▸ **Task instructions**: Find the lines holding the string "vehicle" in the data, then copy all of them.

** BEGIN Task input **

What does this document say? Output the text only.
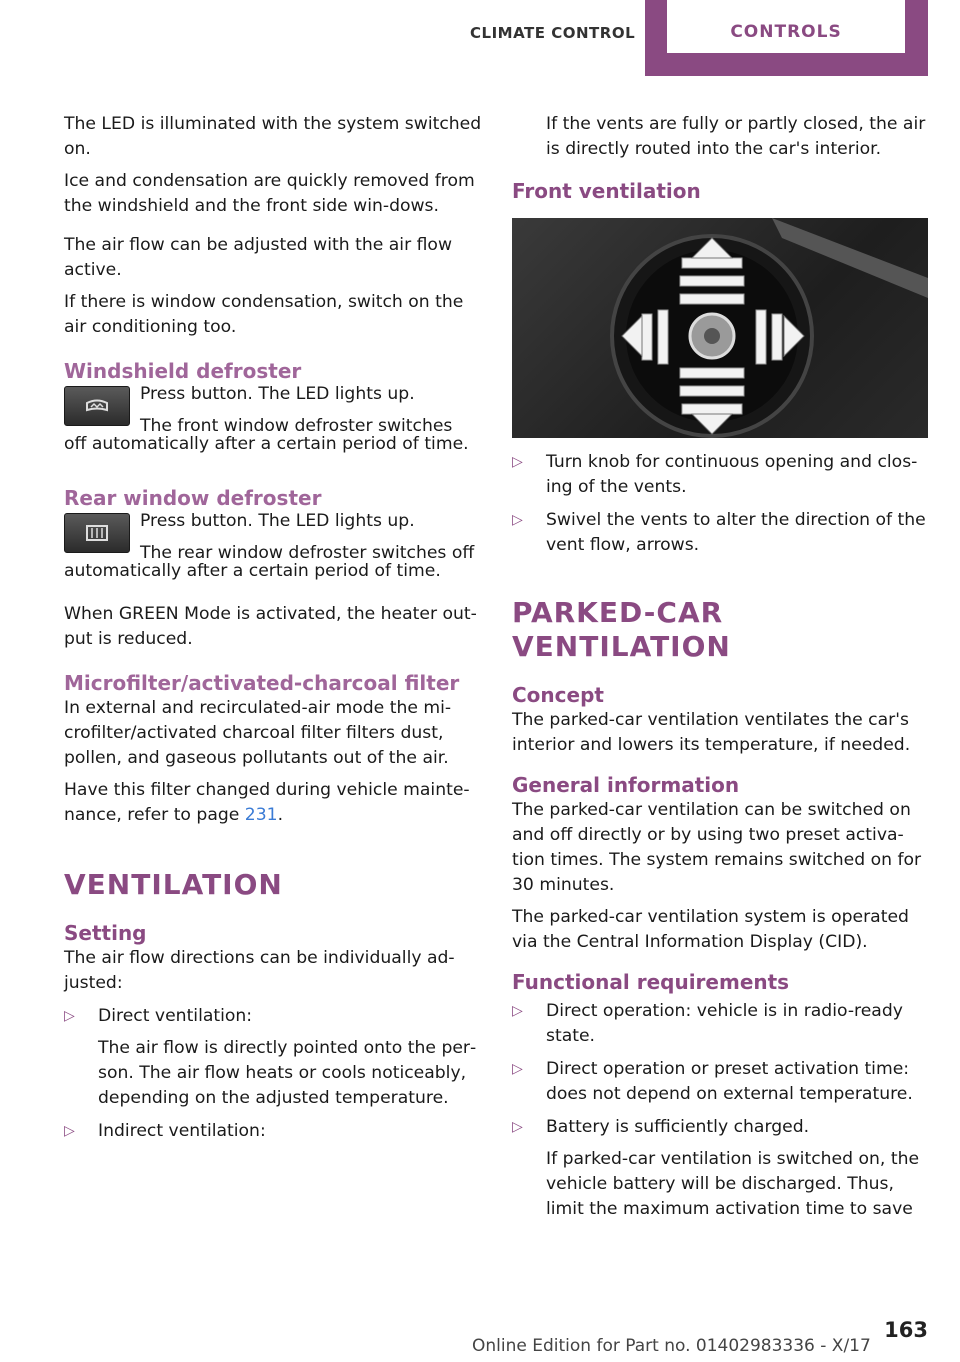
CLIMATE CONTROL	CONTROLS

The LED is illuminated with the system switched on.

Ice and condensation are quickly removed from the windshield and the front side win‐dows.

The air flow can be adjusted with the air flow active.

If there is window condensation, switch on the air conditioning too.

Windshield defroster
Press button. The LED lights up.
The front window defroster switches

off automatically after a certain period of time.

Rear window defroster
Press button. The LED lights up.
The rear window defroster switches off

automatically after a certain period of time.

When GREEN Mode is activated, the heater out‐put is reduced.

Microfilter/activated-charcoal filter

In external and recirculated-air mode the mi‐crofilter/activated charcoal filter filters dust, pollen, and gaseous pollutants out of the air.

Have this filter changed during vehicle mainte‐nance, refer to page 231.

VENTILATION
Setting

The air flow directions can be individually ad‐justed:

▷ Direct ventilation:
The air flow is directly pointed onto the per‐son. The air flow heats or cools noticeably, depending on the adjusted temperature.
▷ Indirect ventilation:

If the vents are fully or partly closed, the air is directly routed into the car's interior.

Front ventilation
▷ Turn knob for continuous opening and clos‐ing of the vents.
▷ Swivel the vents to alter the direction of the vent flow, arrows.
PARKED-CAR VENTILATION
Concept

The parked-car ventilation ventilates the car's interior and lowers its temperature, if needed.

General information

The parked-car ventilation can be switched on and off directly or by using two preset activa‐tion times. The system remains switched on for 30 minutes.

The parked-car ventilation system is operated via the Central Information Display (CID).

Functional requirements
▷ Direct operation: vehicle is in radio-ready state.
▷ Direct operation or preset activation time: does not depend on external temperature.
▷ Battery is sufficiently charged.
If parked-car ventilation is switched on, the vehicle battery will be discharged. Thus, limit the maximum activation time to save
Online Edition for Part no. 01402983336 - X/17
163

** END Task input **

▸ **Reply to the task**:
Have this filter changed during vehicle mainte‐nance, refer to page 231.
▷ Direct operation: vehicle is in radio-ready state.
If parked-car ventilation is switched on, the vehicle battery will be discharged. Thus, limit the maximum activation time to save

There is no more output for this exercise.